### Task description
List each line of the listing below that contains the string "about". The match is case-sensitive.

○ ○ ○

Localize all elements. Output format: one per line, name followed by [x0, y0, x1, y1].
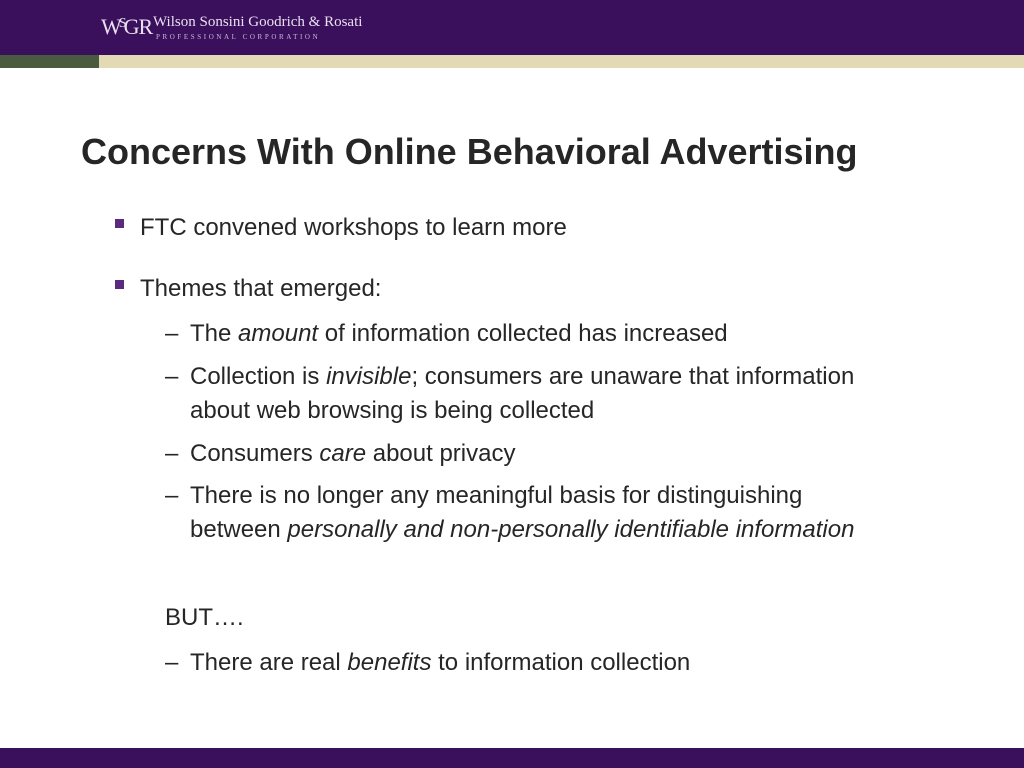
dash-marker: –	[165, 649, 179, 676]
dash-marker: –	[165, 363, 179, 390]
square-bullet-icon	[115, 219, 124, 228]
sub-bullet-item: – Collection is invisible; consumers are unaware that information about web browsing is being collected	[165, 360, 885, 428]
footer-bar	[0, 748, 1024, 768]
firm-name: Wilson Sonsini Goodrich & Rosati	[153, 14, 363, 30]
dash-marker: –	[165, 482, 179, 509]
header-bar	[0, 0, 1024, 55]
accent-stripe-right	[99, 55, 1024, 68]
but-text: BUT….	[165, 604, 244, 631]
firm-logo-mark: $W^SGR$	[101, 14, 153, 39]
bullet-item: FTC convened workshops to learn more	[140, 214, 567, 241]
accent-stripe-left	[0, 55, 99, 68]
sub-bullet-item: – There are real benefits to information collection	[165, 646, 885, 680]
firm-subtitle: PROFESSIONAL CORPORATION	[156, 33, 321, 41]
bullet-item: Themes that emerged:	[140, 275, 382, 302]
dash-marker: –	[165, 440, 179, 467]
sub-bullet-item: – Consumers care about privacy	[165, 437, 885, 471]
square-bullet-icon	[115, 280, 124, 289]
sub-bullet-item: – There is no longer any meaningful basis for distinguishing between personally and non-personally identifiable information	[165, 479, 885, 547]
slide-title: Concerns With Online Behavioral Advertising	[81, 131, 858, 172]
sub-bullet-item: – The amount of information collected has increased	[165, 317, 885, 351]
dash-marker: –	[165, 320, 179, 347]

○ ○ ○

### The result
sub-bullet-item: – Collection is invisible; consumers are unaware that information about web browsing is being collected	[165, 360, 885, 428]
sub-bullet-item: – Consumers care about privacy	[165, 437, 885, 471]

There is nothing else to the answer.